Output each line exactly as it appears, skipping any embedded picture.
* start GIVEN ENTRIES *
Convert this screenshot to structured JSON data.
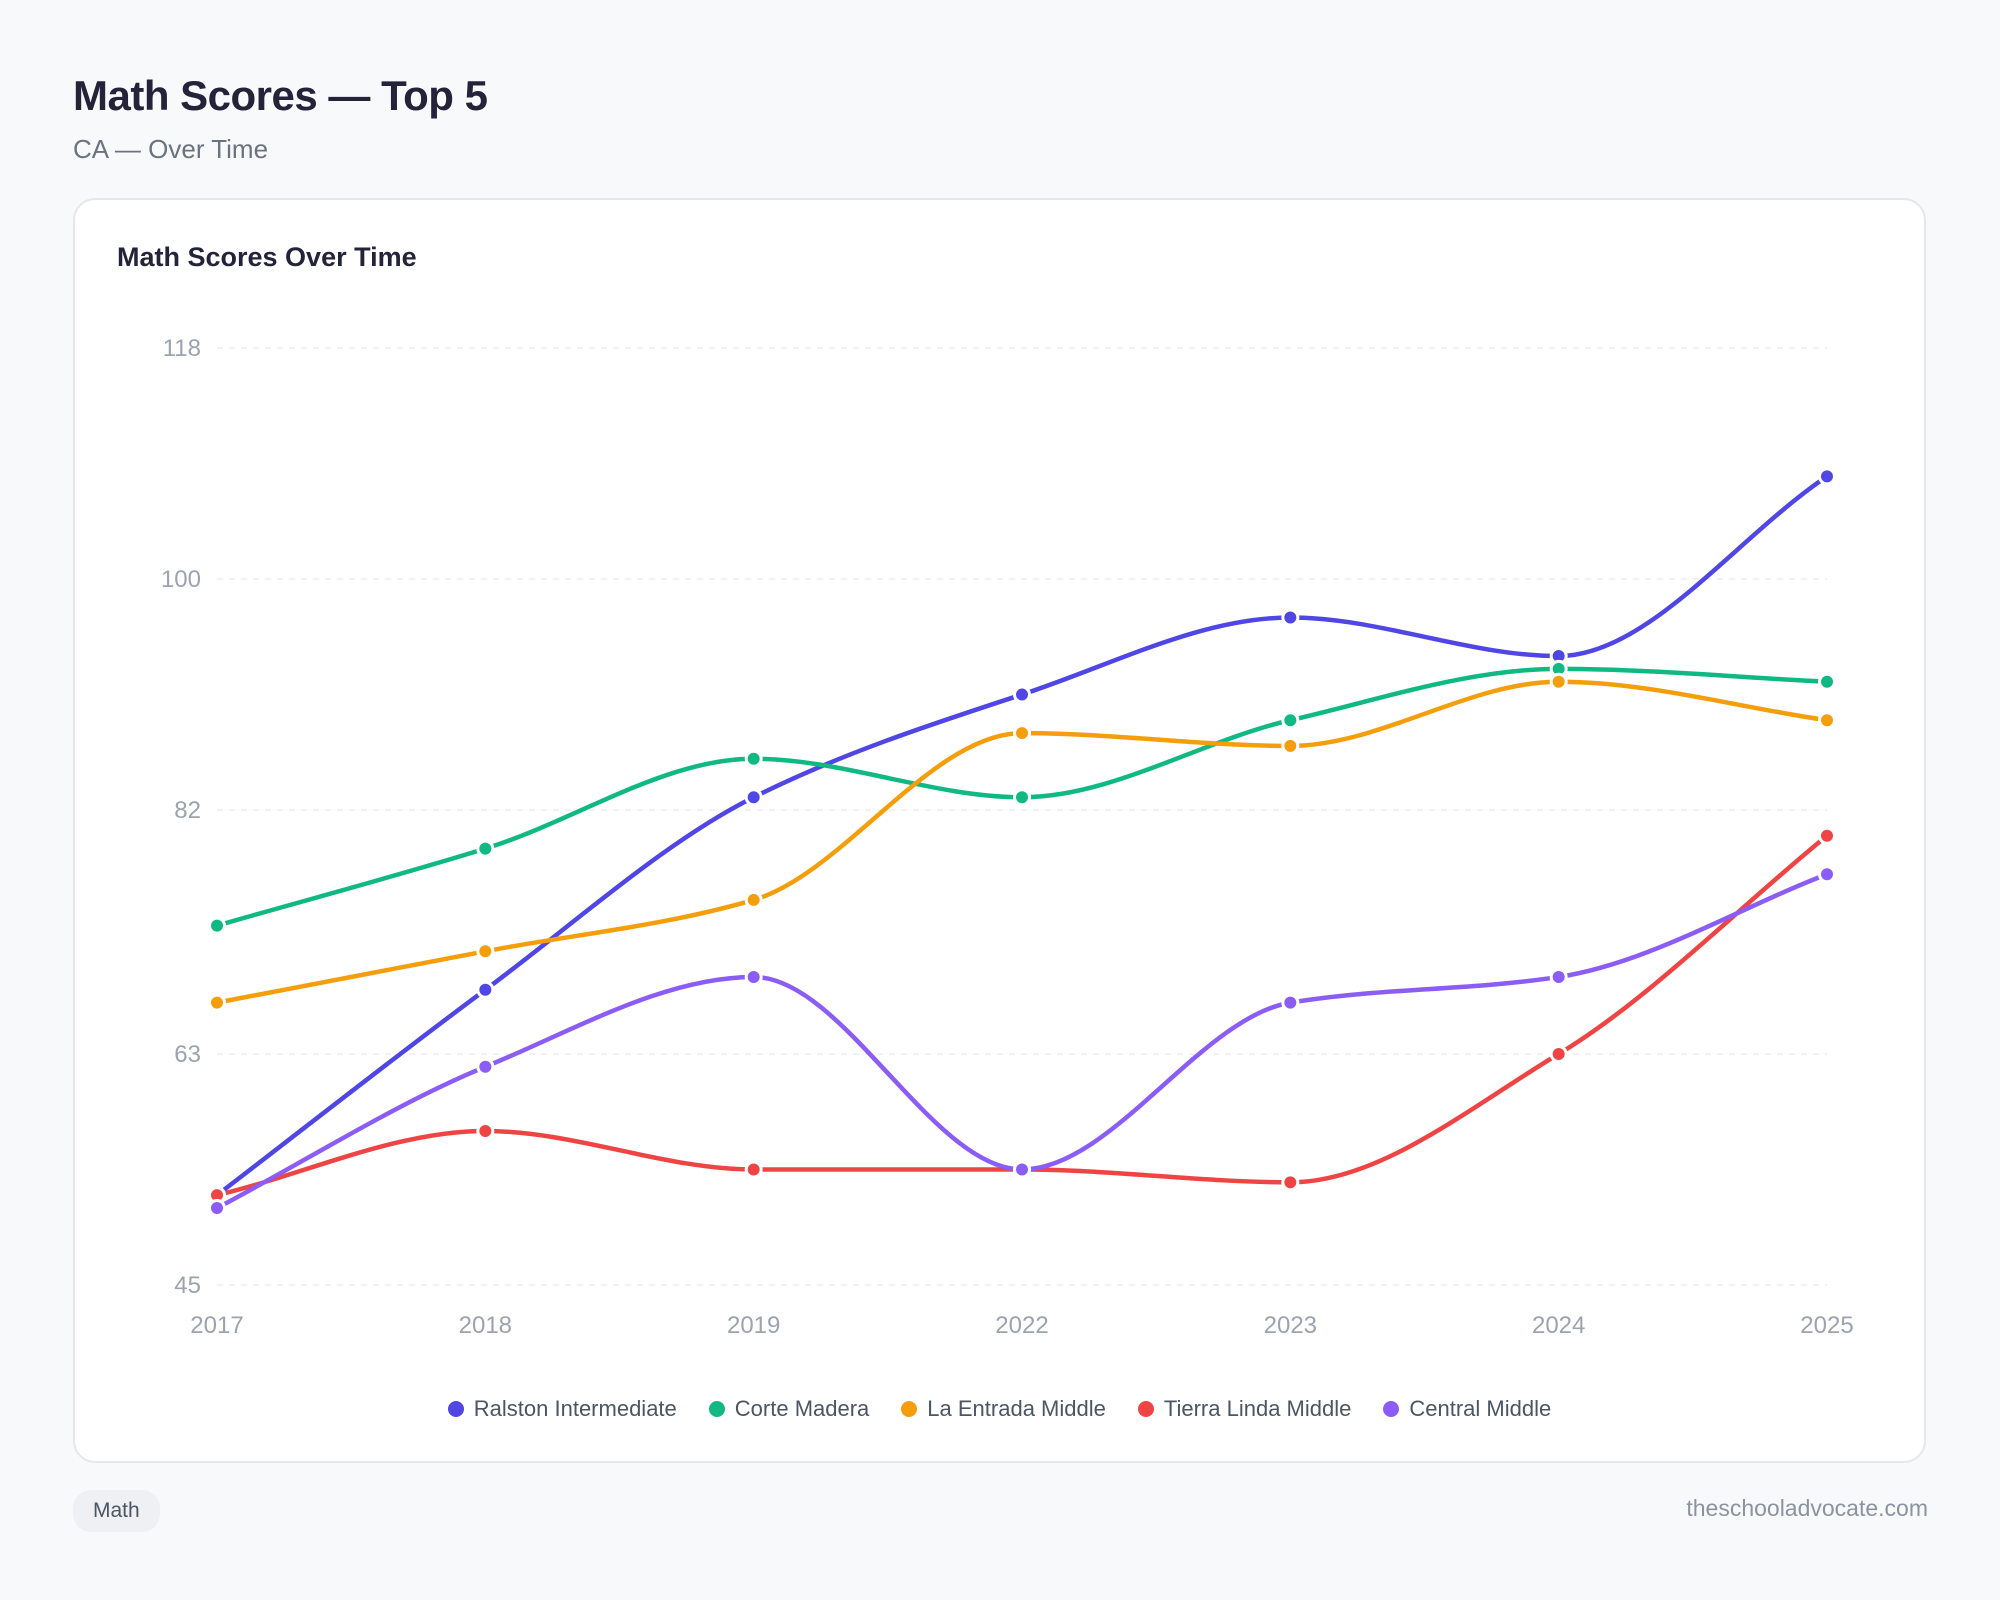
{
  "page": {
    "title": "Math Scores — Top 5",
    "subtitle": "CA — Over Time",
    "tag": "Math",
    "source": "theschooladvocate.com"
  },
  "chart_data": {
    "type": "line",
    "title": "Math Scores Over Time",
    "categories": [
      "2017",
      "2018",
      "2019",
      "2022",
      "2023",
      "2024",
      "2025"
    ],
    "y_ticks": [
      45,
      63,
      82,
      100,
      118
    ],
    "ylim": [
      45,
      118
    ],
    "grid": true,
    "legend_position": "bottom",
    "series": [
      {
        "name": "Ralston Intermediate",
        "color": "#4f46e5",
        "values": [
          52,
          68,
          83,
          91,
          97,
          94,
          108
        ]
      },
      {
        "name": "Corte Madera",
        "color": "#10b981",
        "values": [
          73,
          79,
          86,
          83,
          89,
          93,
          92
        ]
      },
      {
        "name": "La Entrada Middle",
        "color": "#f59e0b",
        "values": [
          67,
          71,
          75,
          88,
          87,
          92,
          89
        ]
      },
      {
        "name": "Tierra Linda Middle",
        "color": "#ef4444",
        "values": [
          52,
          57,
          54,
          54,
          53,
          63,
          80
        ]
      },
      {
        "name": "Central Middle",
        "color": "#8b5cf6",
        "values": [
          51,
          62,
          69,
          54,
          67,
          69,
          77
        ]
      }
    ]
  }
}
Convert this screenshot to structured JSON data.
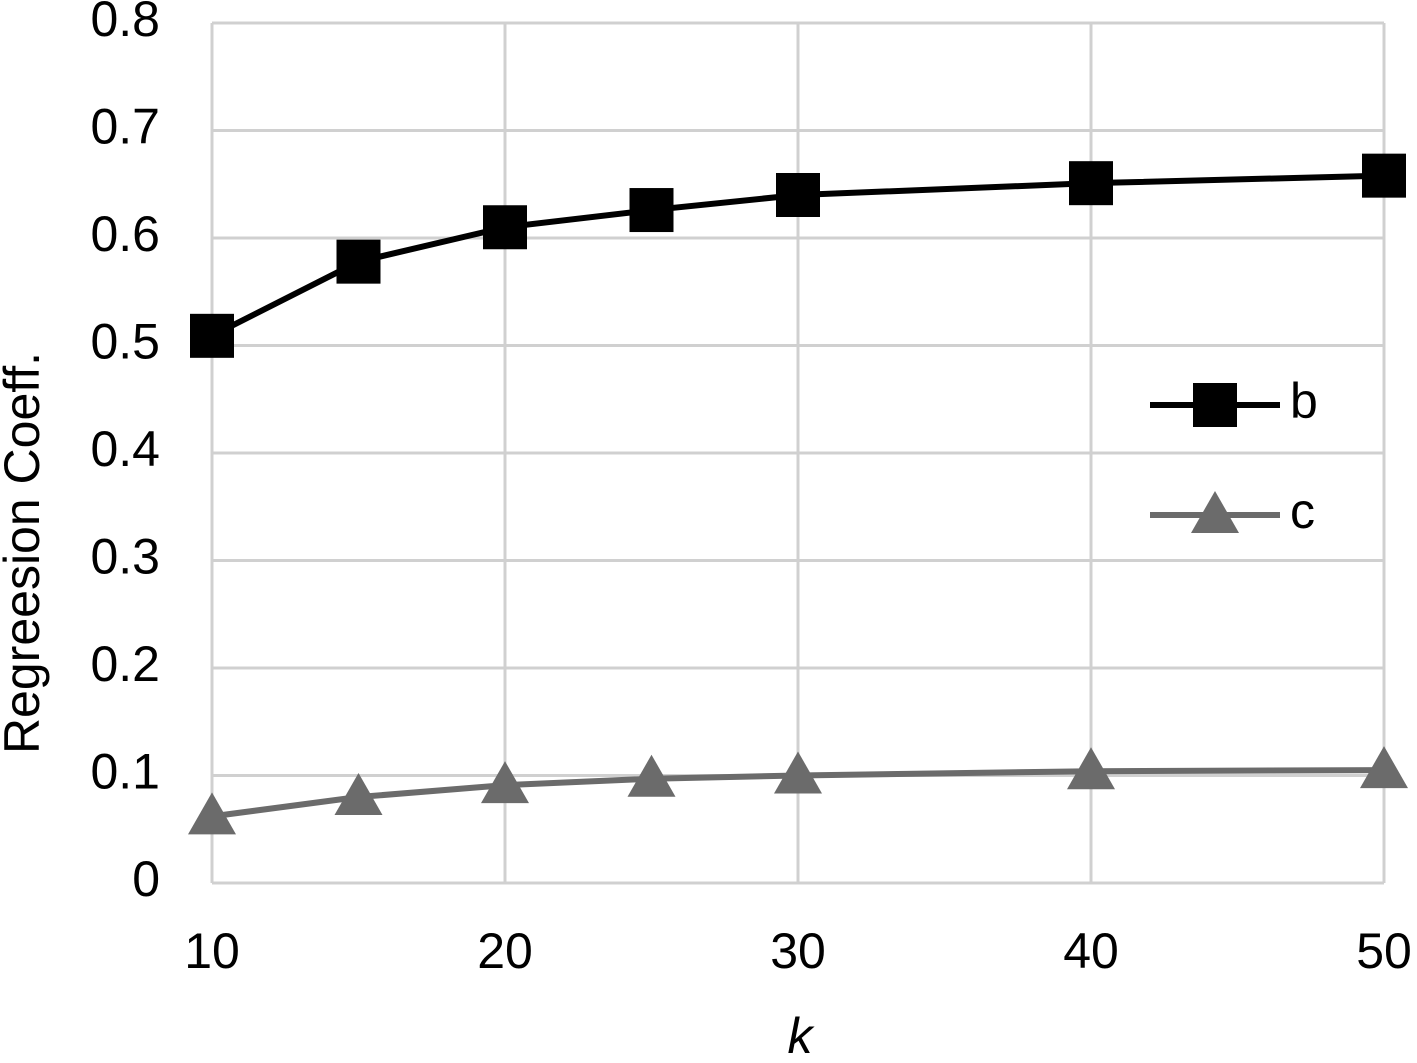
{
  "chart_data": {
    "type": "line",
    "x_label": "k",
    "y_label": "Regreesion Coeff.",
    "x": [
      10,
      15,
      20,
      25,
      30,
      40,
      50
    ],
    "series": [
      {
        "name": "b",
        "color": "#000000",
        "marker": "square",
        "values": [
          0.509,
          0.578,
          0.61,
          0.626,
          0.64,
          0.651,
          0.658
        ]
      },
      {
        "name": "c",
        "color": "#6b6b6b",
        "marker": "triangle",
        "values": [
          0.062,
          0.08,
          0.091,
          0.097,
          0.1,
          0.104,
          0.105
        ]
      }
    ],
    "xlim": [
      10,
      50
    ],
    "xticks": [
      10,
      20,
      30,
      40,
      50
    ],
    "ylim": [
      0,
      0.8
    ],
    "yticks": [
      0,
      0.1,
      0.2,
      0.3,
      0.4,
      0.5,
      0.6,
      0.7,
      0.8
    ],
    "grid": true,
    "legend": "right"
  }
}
* end GIVEN ENTRIES *
THE OUTPUT:
Convert this screenshot to structured JSON data.
{
  "page": {
    "title": "Math Scores — Top 5",
    "subtitle": "CA — Over Time",
    "tag": "Math",
    "source": "theschooladvocate.com"
  },
  "chart_data": {
    "type": "line",
    "title": "Math Scores Over Time",
    "categories": [
      "2017",
      "2018",
      "2019",
      "2022",
      "2023",
      "2024",
      "2025"
    ],
    "y_ticks": [
      45,
      63,
      82,
      100,
      118
    ],
    "ylim": [
      45,
      118
    ],
    "grid": true,
    "legend_position": "bottom",
    "series": [
      {
        "name": "Ralston Intermediate",
        "color": "#4f46e5",
        "values": [
          52,
          68,
          83,
          91,
          97,
          94,
          108
        ]
      },
      {
        "name": "Corte Madera",
        "color": "#10b981",
        "values": [
          73,
          79,
          86,
          83,
          89,
          93,
          92
        ]
      },
      {
        "name": "La Entrada Middle",
        "color": "#f59e0b",
        "values": [
          67,
          71,
          75,
          88,
          87,
          92,
          89
        ]
      },
      {
        "name": "Tierra Linda Middle",
        "color": "#ef4444",
        "values": [
          52,
          57,
          54,
          54,
          53,
          63,
          80
        ]
      },
      {
        "name": "Central Middle",
        "color": "#8b5cf6",
        "values": [
          51,
          62,
          69,
          54,
          67,
          69,
          77
        ]
      }
    ]
  }
}
Convert this screenshot to structured JSON data.
{
  "chart_data": {
    "type": "line",
    "x_label": "k",
    "y_label": "Regreesion Coeff.",
    "x": [
      10,
      15,
      20,
      25,
      30,
      40,
      50
    ],
    "series": [
      {
        "name": "b",
        "color": "#000000",
        "marker": "square",
        "values": [
          0.509,
          0.578,
          0.61,
          0.626,
          0.64,
          0.651,
          0.658
        ]
      },
      {
        "name": "c",
        "color": "#6b6b6b",
        "marker": "triangle",
        "values": [
          0.062,
          0.08,
          0.091,
          0.097,
          0.1,
          0.104,
          0.105
        ]
      }
    ],
    "xlim": [
      10,
      50
    ],
    "xticks": [
      10,
      20,
      30,
      40,
      50
    ],
    "ylim": [
      0,
      0.8
    ],
    "yticks": [
      0,
      0.1,
      0.2,
      0.3,
      0.4,
      0.5,
      0.6,
      0.7,
      0.8
    ],
    "grid": true,
    "legend": "right"
  }
}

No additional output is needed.